## START Data extract

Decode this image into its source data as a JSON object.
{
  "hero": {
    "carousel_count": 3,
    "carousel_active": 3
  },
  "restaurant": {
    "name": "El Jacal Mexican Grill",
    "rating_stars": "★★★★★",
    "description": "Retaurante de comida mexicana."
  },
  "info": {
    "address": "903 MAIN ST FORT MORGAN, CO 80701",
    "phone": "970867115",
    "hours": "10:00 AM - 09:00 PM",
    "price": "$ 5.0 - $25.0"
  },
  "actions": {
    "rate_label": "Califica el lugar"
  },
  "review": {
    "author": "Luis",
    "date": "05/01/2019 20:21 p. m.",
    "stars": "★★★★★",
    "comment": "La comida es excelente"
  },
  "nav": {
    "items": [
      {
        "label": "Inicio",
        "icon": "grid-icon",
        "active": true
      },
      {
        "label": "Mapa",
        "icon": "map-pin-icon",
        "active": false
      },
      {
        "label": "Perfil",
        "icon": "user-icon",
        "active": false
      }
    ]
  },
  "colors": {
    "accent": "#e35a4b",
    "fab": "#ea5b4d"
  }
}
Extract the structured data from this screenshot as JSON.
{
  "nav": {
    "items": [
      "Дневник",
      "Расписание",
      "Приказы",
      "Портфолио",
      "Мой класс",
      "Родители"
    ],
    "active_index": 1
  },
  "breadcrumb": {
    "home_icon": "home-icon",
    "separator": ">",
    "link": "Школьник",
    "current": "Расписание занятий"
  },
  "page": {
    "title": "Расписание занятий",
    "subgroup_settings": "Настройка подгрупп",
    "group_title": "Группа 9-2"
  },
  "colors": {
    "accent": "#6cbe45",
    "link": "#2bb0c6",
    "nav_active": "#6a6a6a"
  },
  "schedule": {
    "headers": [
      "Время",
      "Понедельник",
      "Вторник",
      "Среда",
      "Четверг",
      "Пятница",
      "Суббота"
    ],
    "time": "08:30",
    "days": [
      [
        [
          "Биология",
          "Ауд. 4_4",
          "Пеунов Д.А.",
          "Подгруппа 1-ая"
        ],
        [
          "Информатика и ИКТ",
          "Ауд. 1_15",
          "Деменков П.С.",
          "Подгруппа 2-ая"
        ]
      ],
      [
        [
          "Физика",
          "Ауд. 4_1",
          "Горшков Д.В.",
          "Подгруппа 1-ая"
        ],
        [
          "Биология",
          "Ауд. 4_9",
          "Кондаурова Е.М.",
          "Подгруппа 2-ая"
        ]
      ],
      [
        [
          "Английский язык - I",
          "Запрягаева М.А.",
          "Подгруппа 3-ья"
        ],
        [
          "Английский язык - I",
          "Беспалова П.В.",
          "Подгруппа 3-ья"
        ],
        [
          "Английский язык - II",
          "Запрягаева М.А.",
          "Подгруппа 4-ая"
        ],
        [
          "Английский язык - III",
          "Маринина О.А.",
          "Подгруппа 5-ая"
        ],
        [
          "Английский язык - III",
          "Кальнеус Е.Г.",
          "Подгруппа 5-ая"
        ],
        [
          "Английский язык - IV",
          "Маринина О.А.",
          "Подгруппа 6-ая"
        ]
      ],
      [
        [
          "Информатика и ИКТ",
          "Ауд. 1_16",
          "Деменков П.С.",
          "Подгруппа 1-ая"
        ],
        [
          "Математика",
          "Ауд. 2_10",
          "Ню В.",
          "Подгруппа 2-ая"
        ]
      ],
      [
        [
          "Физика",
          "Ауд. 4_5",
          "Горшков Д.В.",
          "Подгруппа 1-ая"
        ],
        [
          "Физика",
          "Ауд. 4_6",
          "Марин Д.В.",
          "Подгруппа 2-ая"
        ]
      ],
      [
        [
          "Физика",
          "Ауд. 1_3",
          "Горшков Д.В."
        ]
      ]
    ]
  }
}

## END Data extract

To be done: Print all of the entries exactly as they appear.

Task response:
Decode this image into its source data as a JSON object.
{
  "hero": {
    "carousel_count": 3,
    "carousel_active": 3
  },
  "restaurant": {
    "name": "El Jacal Mexican Grill",
    "rating_stars": "★★★★★",
    "description": "Retaurante de comida mexicana."
  },
  "info": {
    "address": "903 MAIN ST FORT MORGAN, CO 80701",
    "phone": "970867115",
    "hours": "10:00 AM - 09:00 PM",
    "price": "$ 5.0 - $25.0"
  },
  "actions": {
    "rate_label": "Califica el lugar"
  },
  "review": {
    "author": "Luis",
    "date": "05/01/2019 20:21 p. m.",
    "stars": "★★★★★",
    "comment": "La comida es excelente"
  },
  "nav": {
    "items": [
      {
        "label": "Inicio",
        "icon": "grid-icon",
        "active": true
      },
      {
        "label": "Mapa",
        "icon": "map-pin-icon",
        "active": false
      },
      {
        "label": "Perfil",
        "icon": "user-icon",
        "active": false
      }
    ]
  },
  "colors": {
    "accent": "#e35a4b",
    "fab": "#ea5b4d"
  }
}
Extract the structured data from this screenshot as JSON.
{
  "nav": {
    "items": [
      "Дневник",
      "Расписание",
      "Приказы",
      "Портфолио",
      "Мой класс",
      "Родители"
    ],
    "active_index": 1
  },
  "breadcrumb": {
    "home_icon": "home-icon",
    "separator": ">",
    "link": "Школьник",
    "current": "Расписание занятий"
  },
  "page": {
    "title": "Расписание занятий",
    "subgroup_settings": "Настройка подгрупп",
    "group_title": "Группа 9-2"
  },
  "colors": {
    "accent": "#6cbe45",
    "link": "#2bb0c6",
    "nav_active": "#6a6a6a"
  },
  "schedule": {
    "headers": [
      "Время",
      "Понедельник",
      "Вторник",
      "Среда",
      "Четверг",
      "Пятница",
      "Суббота"
    ],
    "time": "08:30",
    "days": [
      [
        [
          "Биология",
          "Ауд. 4_4",
          "Пеунов Д.А.",
          "Подгруппа 1-ая"
        ],
        [
          "Информатика и ИКТ",
          "Ауд. 1_15",
          "Деменков П.С.",
          "Подгруппа 2-ая"
        ]
      ],
      [
        [
          "Физика",
          "Ауд. 4_1",
          "Горшков Д.В.",
          "Подгруппа 1-ая"
        ],
        [
          "Биология",
          "Ауд. 4_9",
          "Кондаурова Е.М.",
          "Подгруппа 2-ая"
        ]
      ],
      [
        [
          "Английский язык - I",
          "Запрягаева М.А.",
          "Подгруппа 3-ья"
        ],
        [
          "Английский язык - I",
          "Беспалова П.В.",
          "Подгруппа 3-ья"
        ],
        [
          "Английский язык - II",
          "Запрягаева М.А.",
          "Подгруппа 4-ая"
        ],
        [
          "Английский язык - III",
          "Маринина О.А.",
          "Подгруппа 5-ая"
        ],
        [
          "Английский язык - III",
          "Кальнеус Е.Г.",
          "Подгруппа 5-ая"
        ],
        [
          "Английский язык - IV",
          "Маринина О.А.",
          "Подгруппа 6-ая"
        ]
      ],
      [
        [
          "Информатика и ИКТ",
          "Ауд. 1_16",
          "Деменков П.С.",
          "Подгруппа 1-ая"
        ],
        [
          "Математика",
          "Ауд. 2_10",
          "Ню В.",
          "Подгруппа 2-ая"
        ]
      ],
      [
        [
          "Физика",
          "Ауд. 4_5",
          "Горшков Д.В.",
          "Подгруппа 1-ая"
        ],
        [
          "Физика",
          "Ауд. 4_6",
          "Марин Д.В.",
          "Подгруппа 2-ая"
        ]
      ],
      [
        [
          "Физика",
          "Ауд. 1_3",
          "Горшков Д.В."
        ]
      ]
    ]
  }
}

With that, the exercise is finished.